▸ **What you need to do**:
Go through the records and give each one again exactly.
* Start Dataset records *
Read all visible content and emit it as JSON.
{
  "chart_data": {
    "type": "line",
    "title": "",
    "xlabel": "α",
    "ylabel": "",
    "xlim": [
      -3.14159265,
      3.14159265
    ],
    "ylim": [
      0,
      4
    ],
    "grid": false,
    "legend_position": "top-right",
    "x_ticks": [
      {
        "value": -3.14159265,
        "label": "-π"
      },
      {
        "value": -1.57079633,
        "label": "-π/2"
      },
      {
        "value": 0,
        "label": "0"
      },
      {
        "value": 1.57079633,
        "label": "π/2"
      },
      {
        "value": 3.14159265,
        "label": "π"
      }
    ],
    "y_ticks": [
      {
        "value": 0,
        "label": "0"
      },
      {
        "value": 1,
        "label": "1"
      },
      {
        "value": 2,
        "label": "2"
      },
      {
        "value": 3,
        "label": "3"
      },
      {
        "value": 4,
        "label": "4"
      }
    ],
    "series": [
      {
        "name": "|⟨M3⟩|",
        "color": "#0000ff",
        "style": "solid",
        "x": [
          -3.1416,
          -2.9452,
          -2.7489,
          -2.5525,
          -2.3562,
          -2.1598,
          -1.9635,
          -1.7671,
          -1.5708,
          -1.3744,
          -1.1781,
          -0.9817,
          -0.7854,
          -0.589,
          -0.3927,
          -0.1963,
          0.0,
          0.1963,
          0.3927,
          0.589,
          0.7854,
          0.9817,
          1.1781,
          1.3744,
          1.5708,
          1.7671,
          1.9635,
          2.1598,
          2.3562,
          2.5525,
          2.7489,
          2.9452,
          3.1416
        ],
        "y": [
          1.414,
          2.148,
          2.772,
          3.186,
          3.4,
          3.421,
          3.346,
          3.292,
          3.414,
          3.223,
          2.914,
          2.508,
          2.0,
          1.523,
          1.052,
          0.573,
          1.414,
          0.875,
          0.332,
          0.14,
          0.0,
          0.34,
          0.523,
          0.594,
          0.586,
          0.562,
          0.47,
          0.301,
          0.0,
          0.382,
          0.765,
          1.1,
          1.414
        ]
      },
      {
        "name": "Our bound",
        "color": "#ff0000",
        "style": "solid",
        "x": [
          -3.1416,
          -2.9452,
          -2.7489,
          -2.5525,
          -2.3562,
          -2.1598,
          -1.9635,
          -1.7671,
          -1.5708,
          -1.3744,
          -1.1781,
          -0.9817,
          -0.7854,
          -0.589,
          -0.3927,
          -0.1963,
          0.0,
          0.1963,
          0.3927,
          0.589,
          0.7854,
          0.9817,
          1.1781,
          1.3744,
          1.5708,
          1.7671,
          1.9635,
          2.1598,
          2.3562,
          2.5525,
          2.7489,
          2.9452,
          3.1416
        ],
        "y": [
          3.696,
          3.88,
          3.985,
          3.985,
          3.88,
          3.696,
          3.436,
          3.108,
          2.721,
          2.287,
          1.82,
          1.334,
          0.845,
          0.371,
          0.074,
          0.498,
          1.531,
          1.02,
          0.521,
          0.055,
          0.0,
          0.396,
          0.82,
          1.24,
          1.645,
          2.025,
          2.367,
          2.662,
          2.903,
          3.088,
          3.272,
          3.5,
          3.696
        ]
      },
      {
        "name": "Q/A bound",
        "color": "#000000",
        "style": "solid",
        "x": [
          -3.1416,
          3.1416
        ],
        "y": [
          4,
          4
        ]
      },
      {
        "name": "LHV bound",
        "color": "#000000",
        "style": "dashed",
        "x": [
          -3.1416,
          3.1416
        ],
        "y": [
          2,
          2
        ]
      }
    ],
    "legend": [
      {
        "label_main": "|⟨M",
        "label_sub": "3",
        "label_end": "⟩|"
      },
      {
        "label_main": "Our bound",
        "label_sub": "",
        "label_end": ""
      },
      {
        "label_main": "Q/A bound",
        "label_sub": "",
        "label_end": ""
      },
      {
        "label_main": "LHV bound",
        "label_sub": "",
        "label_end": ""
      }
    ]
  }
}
* End Dataset records *
▸ **Response to this exercise**:
Read all visible content and emit it as JSON.
{
  "chart_data": {
    "type": "line",
    "title": "",
    "xlabel": "α",
    "ylabel": "",
    "xlim": [
      -3.14159265,
      3.14159265
    ],
    "ylim": [
      0,
      4
    ],
    "grid": false,
    "legend_position": "top-right",
    "x_ticks": [
      {
        "value": -3.14159265,
        "label": "-π"
      },
      {
        "value": -1.57079633,
        "label": "-π/2"
      },
      {
        "value": 0,
        "label": "0"
      },
      {
        "value": 1.57079633,
        "label": "π/2"
      },
      {
        "value": 3.14159265,
        "label": "π"
      }
    ],
    "y_ticks": [
      {
        "value": 0,
        "label": "0"
      },
      {
        "value": 1,
        "label": "1"
      },
      {
        "value": 2,
        "label": "2"
      },
      {
        "value": 3,
        "label": "3"
      },
      {
        "value": 4,
        "label": "4"
      }
    ],
    "series": [
      {
        "name": "|⟨M3⟩|",
        "color": "#0000ff",
        "style": "solid",
        "x": [
          -3.1416,
          -2.9452,
          -2.7489,
          -2.5525,
          -2.3562,
          -2.1598,
          -1.9635,
          -1.7671,
          -1.5708,
          -1.3744,
          -1.1781,
          -0.9817,
          -0.7854,
          -0.589,
          -0.3927,
          -0.1963,
          0.0,
          0.1963,
          0.3927,
          0.589,
          0.7854,
          0.9817,
          1.1781,
          1.3744,
          1.5708,
          1.7671,
          1.9635,
          2.1598,
          2.3562,
          2.5525,
          2.7489,
          2.9452,
          3.1416
        ],
        "y": [
          1.414,
          2.148,
          2.772,
          3.186,
          3.4,
          3.421,
          3.346,
          3.292,
          3.414,
          3.223,
          2.914,
          2.508,
          2.0,
          1.523,
          1.052,
          0.573,
          1.414,
          0.875,
          0.332,
          0.14,
          0.0,
          0.34,
          0.523,
          0.594,
          0.586,
          0.562,
          0.47,
          0.301,
          0.0,
          0.382,
          0.765,
          1.1,
          1.414
        ]
      },
      {
        "name": "Our bound",
        "color": "#ff0000",
        "style": "solid",
        "x": [
          -3.1416,
          -2.9452,
          -2.7489,
          -2.5525,
          -2.3562,
          -2.1598,
          -1.9635,
          -1.7671,
          -1.5708,
          -1.3744,
          -1.1781,
          -0.9817,
          -0.7854,
          -0.589,
          -0.3927,
          -0.1963,
          0.0,
          0.1963,
          0.3927,
          0.589,
          0.7854,
          0.9817,
          1.1781,
          1.3744,
          1.5708,
          1.7671,
          1.9635,
          2.1598,
          2.3562,
          2.5525,
          2.7489,
          2.9452,
          3.1416
        ],
        "y": [
          3.696,
          3.88,
          3.985,
          3.985,
          3.88,
          3.696,
          3.436,
          3.108,
          2.721,
          2.287,
          1.82,
          1.334,
          0.845,
          0.371,
          0.074,
          0.498,
          1.531,
          1.02,
          0.521,
          0.055,
          0.0,
          0.396,
          0.82,
          1.24,
          1.645,
          2.025,
          2.367,
          2.662,
          2.903,
          3.088,
          3.272,
          3.5,
          3.696
        ]
      },
      {
        "name": "Q/A bound",
        "color": "#000000",
        "style": "solid",
        "x": [
          -3.1416,
          3.1416
        ],
        "y": [
          4,
          4
        ]
      },
      {
        "name": "LHV bound",
        "color": "#000000",
        "style": "dashed",
        "x": [
          -3.1416,
          3.1416
        ],
        "y": [
          2,
          2
        ]
      }
    ],
    "legend": [
      {
        "label_main": "|⟨M",
        "label_sub": "3",
        "label_end": "⟩|"
      },
      {
        "label_main": "Our bound",
        "label_sub": "",
        "label_end": ""
      },
      {
        "label_main": "Q/A bound",
        "label_sub": "",
        "label_end": ""
      },
      {
        "label_main": "LHV bound",
        "label_sub": "",
        "label_end": ""
      }
    ]
  }
}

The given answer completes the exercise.